§ **What you have to do**
Search the entries for the word "checkbox" and pull out each line that has it.
— Start Records for the exercise —
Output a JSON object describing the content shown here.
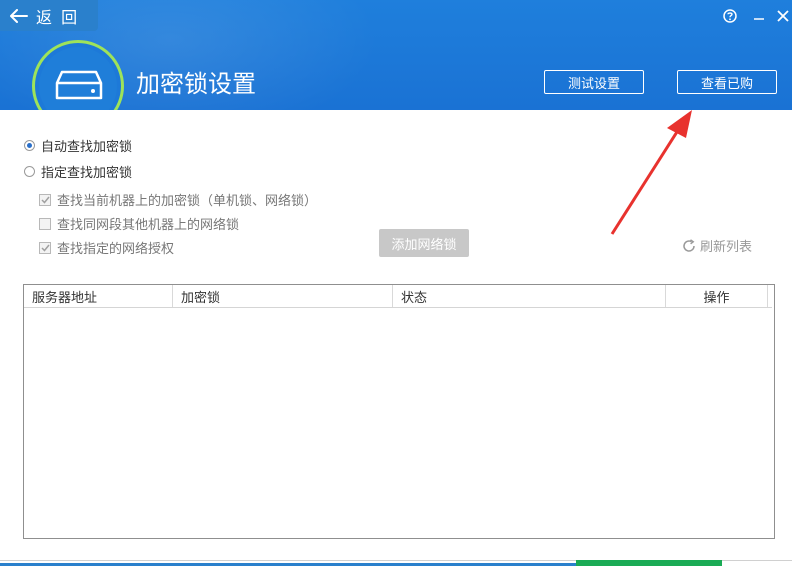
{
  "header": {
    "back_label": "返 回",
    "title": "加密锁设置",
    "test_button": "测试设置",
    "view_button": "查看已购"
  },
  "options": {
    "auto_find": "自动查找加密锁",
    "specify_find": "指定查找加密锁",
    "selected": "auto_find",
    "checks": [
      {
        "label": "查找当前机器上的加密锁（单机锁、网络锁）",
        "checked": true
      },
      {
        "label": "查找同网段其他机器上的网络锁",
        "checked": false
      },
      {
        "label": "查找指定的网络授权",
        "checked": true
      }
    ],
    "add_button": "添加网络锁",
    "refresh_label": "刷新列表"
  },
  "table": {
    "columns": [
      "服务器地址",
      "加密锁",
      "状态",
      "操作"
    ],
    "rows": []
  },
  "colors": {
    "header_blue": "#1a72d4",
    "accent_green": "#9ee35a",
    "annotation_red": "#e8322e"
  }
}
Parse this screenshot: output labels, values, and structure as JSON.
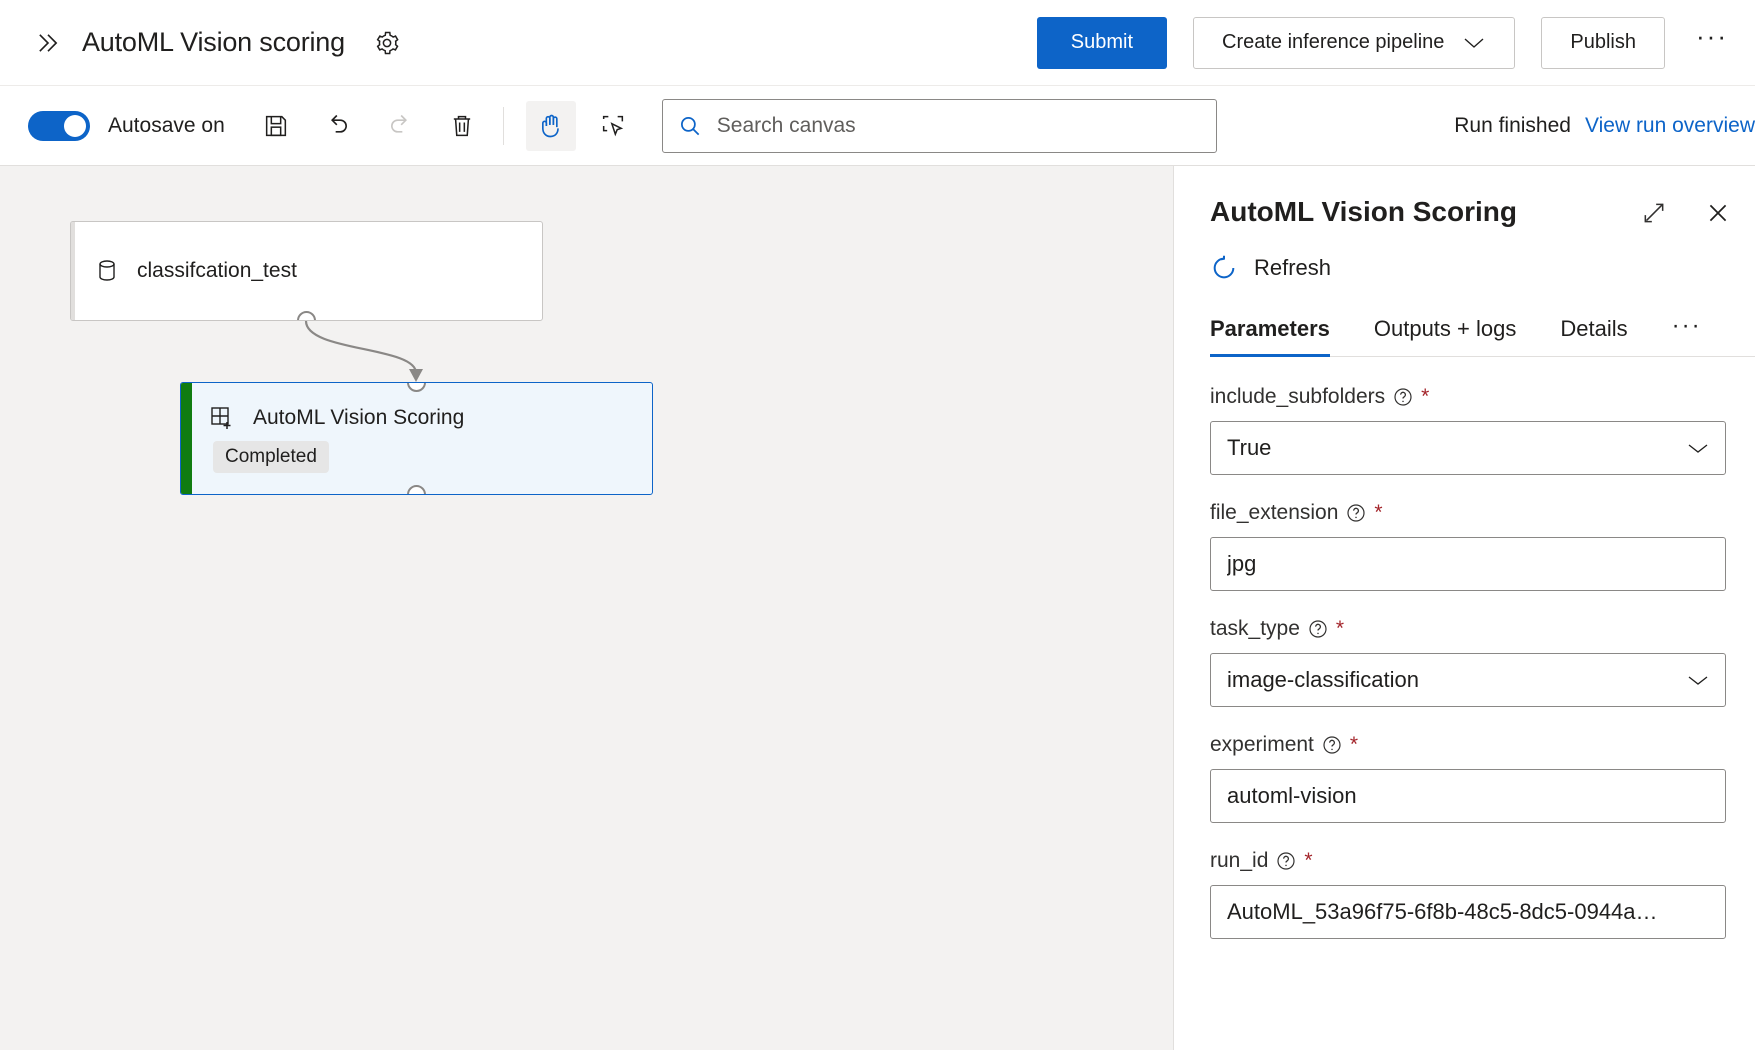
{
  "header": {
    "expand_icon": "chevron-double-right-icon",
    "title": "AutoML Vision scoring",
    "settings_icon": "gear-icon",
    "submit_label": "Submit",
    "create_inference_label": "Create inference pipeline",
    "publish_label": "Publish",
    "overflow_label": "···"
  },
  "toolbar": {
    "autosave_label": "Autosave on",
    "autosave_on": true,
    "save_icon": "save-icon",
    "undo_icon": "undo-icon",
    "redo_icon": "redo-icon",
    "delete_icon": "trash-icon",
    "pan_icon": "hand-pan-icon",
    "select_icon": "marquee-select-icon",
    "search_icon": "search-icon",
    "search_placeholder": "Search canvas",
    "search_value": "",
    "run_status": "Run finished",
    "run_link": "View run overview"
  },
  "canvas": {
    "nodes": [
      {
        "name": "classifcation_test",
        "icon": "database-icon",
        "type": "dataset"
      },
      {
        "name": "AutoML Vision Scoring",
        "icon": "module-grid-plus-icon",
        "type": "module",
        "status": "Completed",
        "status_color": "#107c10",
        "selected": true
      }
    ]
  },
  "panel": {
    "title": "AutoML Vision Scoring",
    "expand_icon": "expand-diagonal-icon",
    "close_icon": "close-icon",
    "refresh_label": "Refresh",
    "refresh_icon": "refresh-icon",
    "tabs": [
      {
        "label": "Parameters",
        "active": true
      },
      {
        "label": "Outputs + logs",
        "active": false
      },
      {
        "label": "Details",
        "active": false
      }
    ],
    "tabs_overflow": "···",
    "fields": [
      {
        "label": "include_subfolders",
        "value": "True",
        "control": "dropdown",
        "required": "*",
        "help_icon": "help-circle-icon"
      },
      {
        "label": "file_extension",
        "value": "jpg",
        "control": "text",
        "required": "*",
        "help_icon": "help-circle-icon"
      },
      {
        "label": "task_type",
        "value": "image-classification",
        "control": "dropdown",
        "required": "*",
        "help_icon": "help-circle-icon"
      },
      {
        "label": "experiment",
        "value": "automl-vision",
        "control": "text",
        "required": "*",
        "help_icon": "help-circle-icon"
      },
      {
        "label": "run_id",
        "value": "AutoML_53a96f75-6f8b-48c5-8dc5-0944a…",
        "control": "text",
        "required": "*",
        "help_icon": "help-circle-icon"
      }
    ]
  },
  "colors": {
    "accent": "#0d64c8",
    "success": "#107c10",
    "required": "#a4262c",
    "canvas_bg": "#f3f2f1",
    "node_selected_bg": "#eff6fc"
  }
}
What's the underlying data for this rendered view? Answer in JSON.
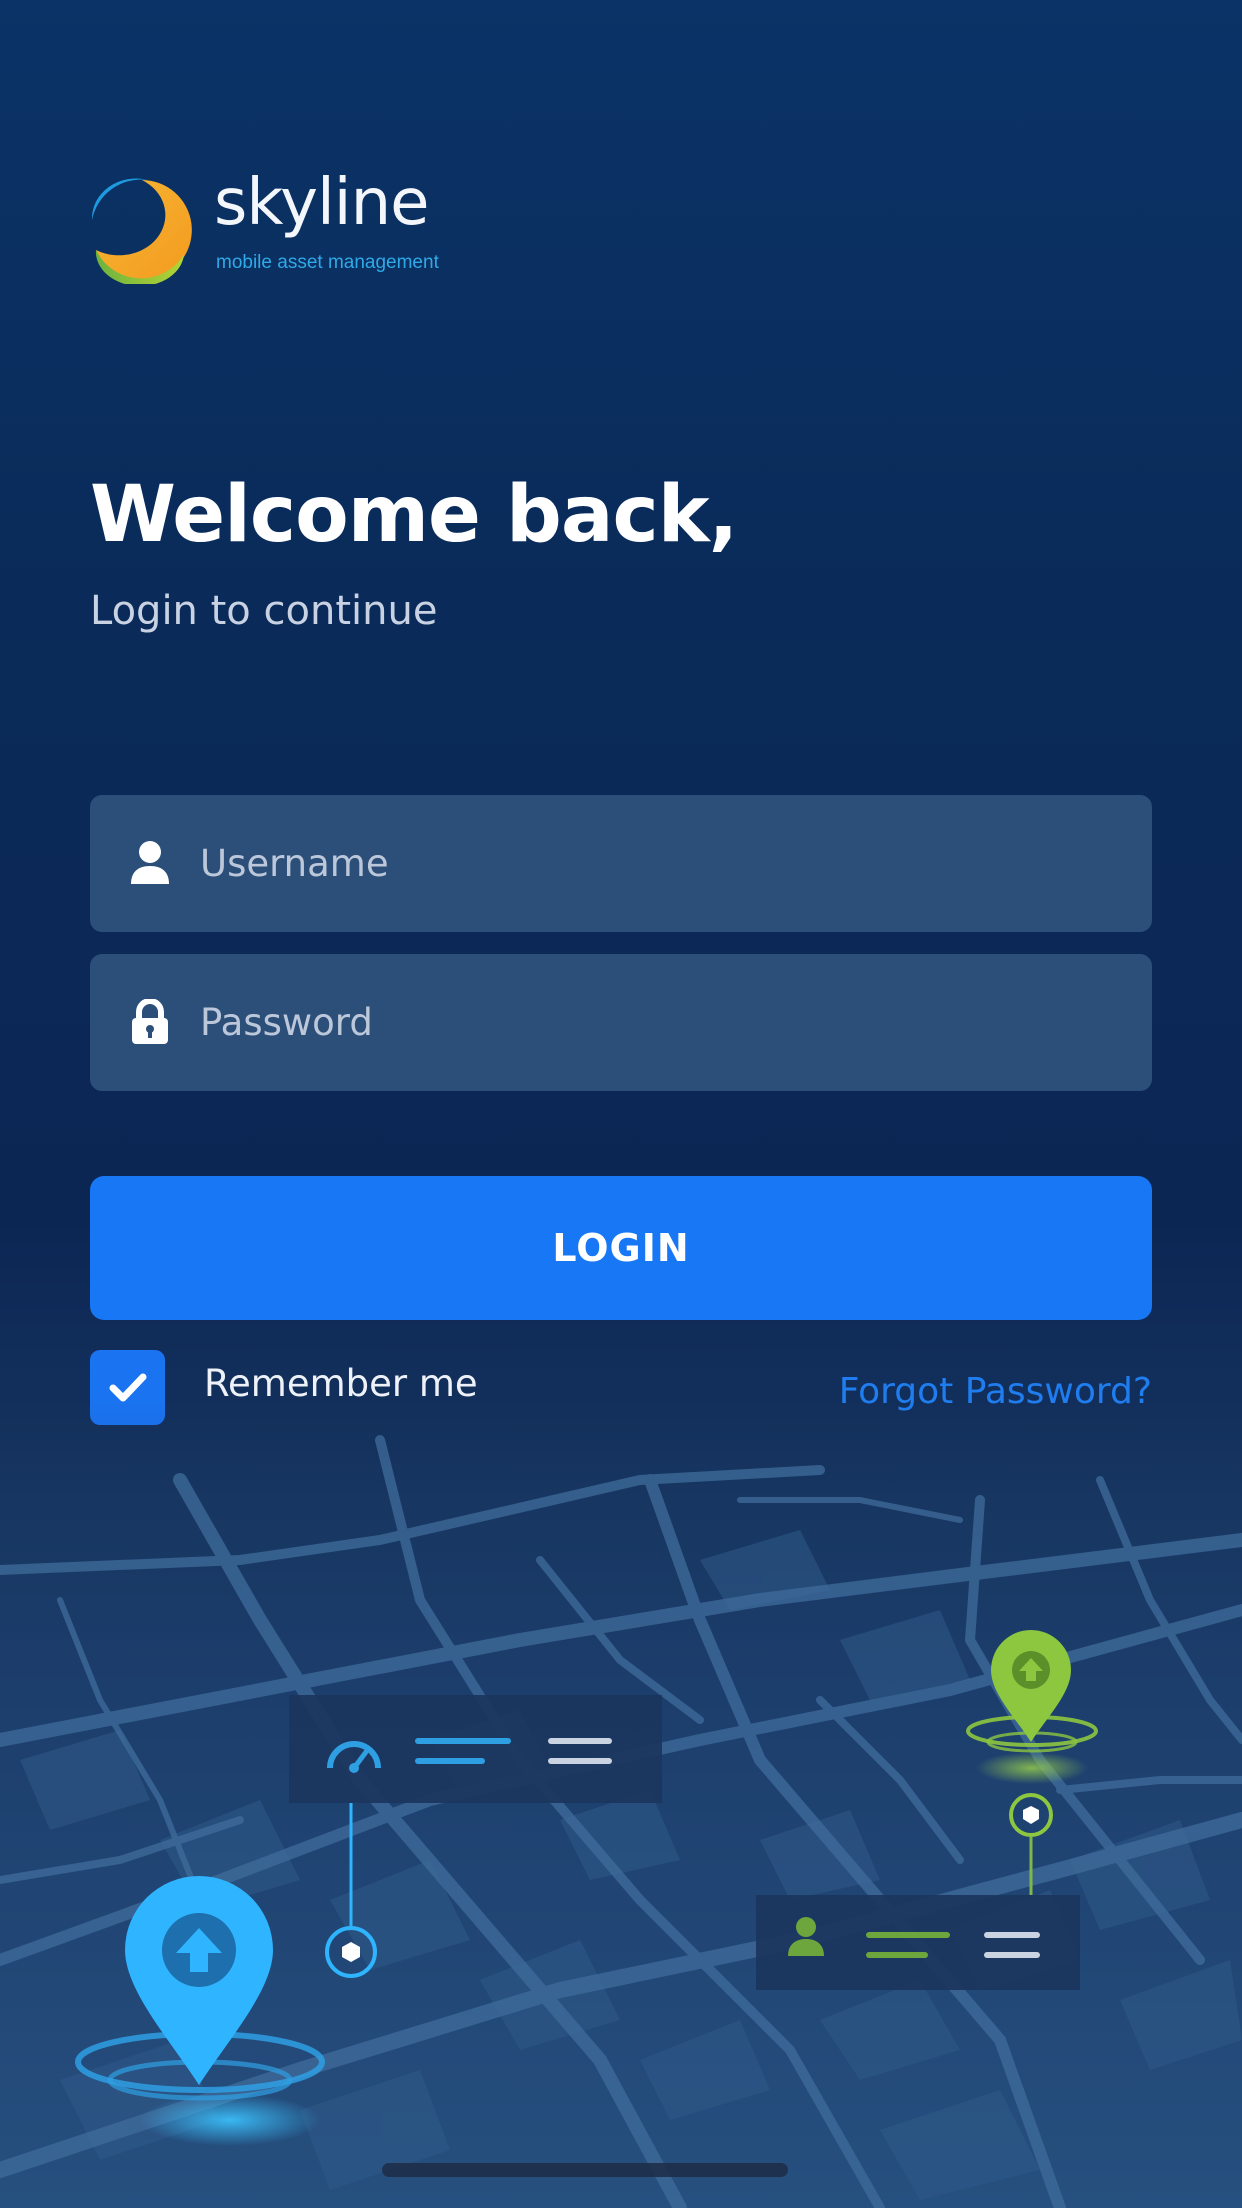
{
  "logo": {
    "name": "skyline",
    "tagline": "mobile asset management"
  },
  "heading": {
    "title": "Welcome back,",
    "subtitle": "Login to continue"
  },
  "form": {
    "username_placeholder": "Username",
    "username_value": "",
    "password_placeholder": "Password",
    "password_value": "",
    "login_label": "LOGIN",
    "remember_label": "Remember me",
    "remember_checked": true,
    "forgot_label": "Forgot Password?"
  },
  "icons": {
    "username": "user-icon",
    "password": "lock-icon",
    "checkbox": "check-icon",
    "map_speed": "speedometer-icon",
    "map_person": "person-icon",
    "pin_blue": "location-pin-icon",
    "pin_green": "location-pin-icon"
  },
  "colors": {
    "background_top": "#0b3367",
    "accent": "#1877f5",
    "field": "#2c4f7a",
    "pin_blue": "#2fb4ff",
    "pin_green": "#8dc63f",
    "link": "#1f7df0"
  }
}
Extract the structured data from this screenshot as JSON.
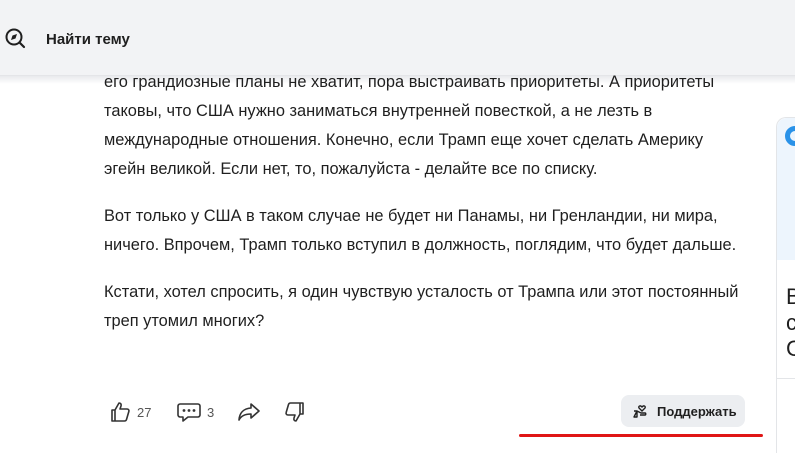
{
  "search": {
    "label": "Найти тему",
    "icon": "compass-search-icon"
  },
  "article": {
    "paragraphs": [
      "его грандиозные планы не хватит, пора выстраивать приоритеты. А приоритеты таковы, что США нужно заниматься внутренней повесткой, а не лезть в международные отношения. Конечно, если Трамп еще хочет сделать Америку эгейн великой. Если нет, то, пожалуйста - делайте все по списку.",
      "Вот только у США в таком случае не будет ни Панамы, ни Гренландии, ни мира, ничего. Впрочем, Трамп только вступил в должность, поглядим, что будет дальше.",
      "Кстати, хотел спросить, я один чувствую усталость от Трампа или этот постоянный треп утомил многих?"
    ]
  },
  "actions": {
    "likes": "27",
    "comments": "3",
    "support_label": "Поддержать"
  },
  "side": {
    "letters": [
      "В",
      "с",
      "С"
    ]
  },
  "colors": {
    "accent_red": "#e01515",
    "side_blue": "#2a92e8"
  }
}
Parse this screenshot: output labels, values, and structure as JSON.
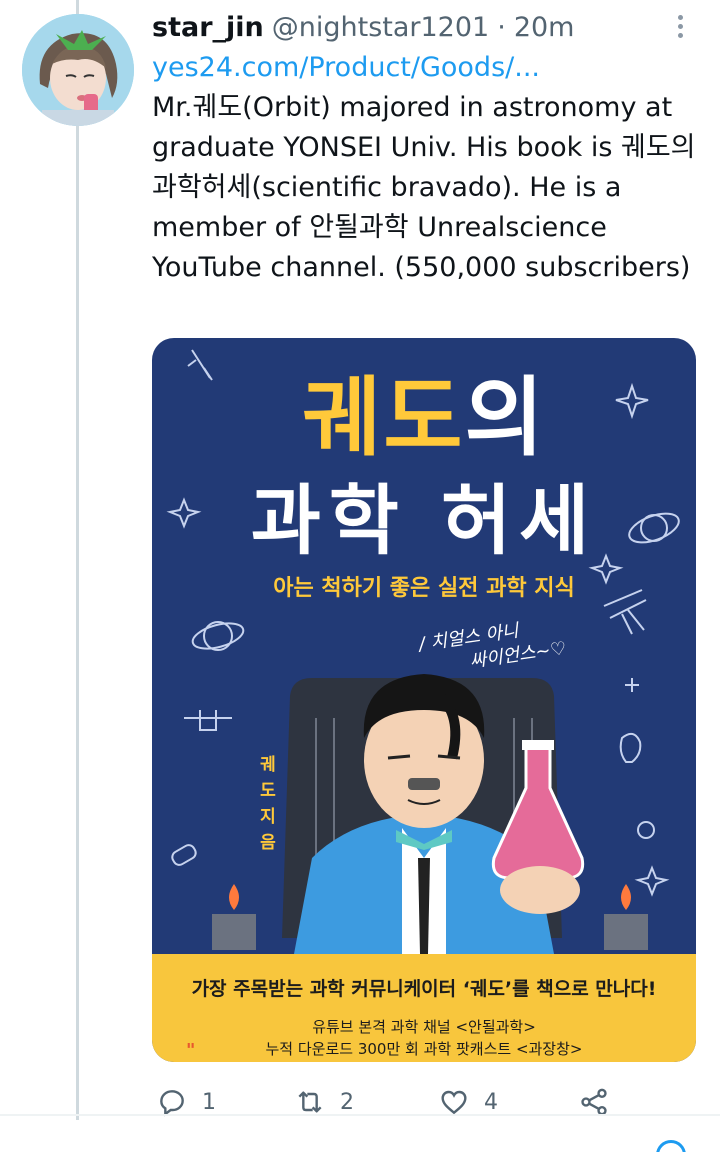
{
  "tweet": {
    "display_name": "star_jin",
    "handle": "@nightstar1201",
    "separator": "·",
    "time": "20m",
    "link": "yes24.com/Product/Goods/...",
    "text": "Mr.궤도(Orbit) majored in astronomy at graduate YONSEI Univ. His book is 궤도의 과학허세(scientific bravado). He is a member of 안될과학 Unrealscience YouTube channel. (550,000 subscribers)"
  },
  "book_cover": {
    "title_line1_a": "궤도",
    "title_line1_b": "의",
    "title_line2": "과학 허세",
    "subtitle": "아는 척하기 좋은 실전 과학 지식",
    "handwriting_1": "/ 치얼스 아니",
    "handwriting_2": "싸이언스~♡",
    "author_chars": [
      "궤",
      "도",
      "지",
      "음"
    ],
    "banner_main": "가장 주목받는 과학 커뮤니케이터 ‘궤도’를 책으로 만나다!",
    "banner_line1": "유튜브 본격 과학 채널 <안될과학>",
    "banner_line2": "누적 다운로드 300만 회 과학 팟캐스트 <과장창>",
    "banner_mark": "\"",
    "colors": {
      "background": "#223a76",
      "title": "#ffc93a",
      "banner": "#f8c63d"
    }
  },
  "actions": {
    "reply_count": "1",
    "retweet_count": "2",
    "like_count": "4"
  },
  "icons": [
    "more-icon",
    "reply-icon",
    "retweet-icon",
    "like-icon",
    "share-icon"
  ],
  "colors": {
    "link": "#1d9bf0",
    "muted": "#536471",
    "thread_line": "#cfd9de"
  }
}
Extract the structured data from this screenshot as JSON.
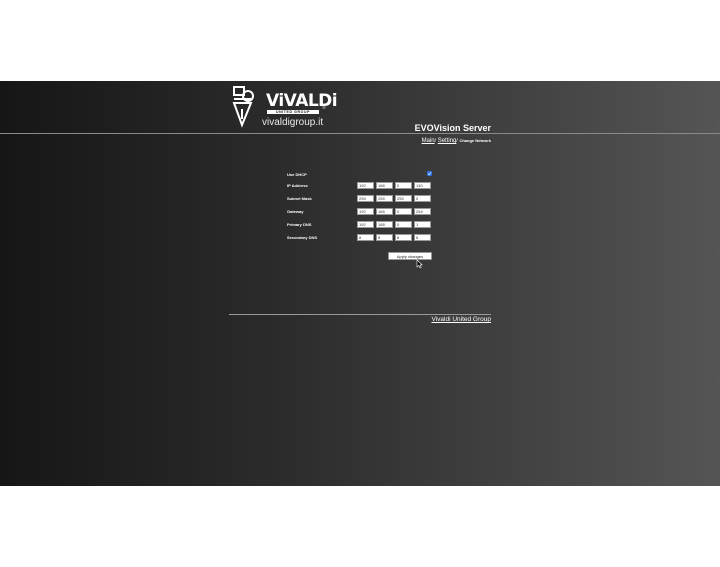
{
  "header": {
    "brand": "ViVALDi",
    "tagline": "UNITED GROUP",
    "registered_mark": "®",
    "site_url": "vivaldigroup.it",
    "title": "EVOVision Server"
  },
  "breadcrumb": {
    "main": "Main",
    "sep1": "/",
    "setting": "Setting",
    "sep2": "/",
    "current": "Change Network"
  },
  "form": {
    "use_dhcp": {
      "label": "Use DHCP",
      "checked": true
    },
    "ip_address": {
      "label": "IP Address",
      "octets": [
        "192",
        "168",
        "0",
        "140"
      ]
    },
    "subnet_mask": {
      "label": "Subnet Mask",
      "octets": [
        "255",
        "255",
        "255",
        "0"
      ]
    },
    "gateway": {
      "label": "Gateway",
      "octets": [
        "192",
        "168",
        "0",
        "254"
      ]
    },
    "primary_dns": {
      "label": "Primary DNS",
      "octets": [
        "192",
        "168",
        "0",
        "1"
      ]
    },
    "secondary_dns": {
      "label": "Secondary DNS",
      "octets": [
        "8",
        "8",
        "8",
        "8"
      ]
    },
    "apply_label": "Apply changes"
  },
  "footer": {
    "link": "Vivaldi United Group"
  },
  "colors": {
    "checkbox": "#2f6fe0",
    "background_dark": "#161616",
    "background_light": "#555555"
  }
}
— End Records for the exercise —
§ **Exercise output**
    "checkbox": "check-icon",
    "checkbox": "#2f6fe0",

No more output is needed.